§ **Data supplied**:
┄┄┄┄┄┄

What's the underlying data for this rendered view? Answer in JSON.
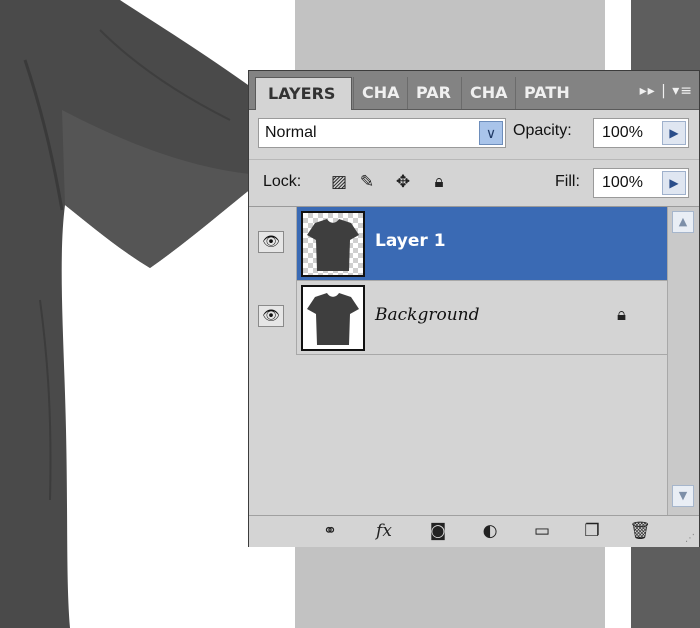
{
  "panel": {
    "tabs": [
      "LAYERS",
      "CHA",
      "PAR",
      "CHA",
      "PATH"
    ],
    "menu_glyphs": "▸▸ | ▾≡",
    "blend_mode": "Normal",
    "opacity_label": "Opacity:",
    "opacity_value": "100%",
    "lock_label": "Lock:",
    "fill_label": "Fill:",
    "fill_value": "100%",
    "layers": [
      {
        "name": "Layer 1",
        "visible": true,
        "selected": true
      },
      {
        "name": "Background",
        "visible": true,
        "selected": false,
        "locked": true
      }
    ],
    "footer_icons": [
      "link-icon",
      "fx-icon",
      "mask-icon",
      "adjustment-icon",
      "folder-icon",
      "new-layer-icon",
      "trash-icon"
    ],
    "footer_fx": "fx"
  },
  "colors": {
    "selection": "#3a6ab4",
    "panel_bg": "#d4d4d4",
    "tab_bar": "#838383",
    "shirt": "#4a4a4a"
  }
}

┄┄┄┄┄┄

§ **Short task**: From start to finish, output the listing exactly, but omit its pictures.

§ **Reply to the task**:
What's the underlying data for this rendered view? Answer in JSON.
{
  "panel": {
    "tabs": [
      "LAYERS",
      "CHA",
      "PAR",
      "CHA",
      "PATH"
    ],
    "menu_glyphs": "▸▸ | ▾≡",
    "blend_mode": "Normal",
    "opacity_label": "Opacity:",
    "opacity_value": "100%",
    "lock_label": "Lock:",
    "fill_label": "Fill:",
    "fill_value": "100%",
    "layers": [
      {
        "name": "Layer 1",
        "visible": true,
        "selected": true
      },
      {
        "name": "Background",
        "visible": true,
        "selected": false,
        "locked": true
      }
    ],
    "footer_icons": [
      "link-icon",
      "fx-icon",
      "mask-icon",
      "adjustment-icon",
      "folder-icon",
      "new-layer-icon",
      "trash-icon"
    ],
    "footer_fx": "fx"
  },
  "colors": {
    "selection": "#3a6ab4",
    "panel_bg": "#d4d4d4",
    "tab_bar": "#838383",
    "shirt": "#4a4a4a"
  }
}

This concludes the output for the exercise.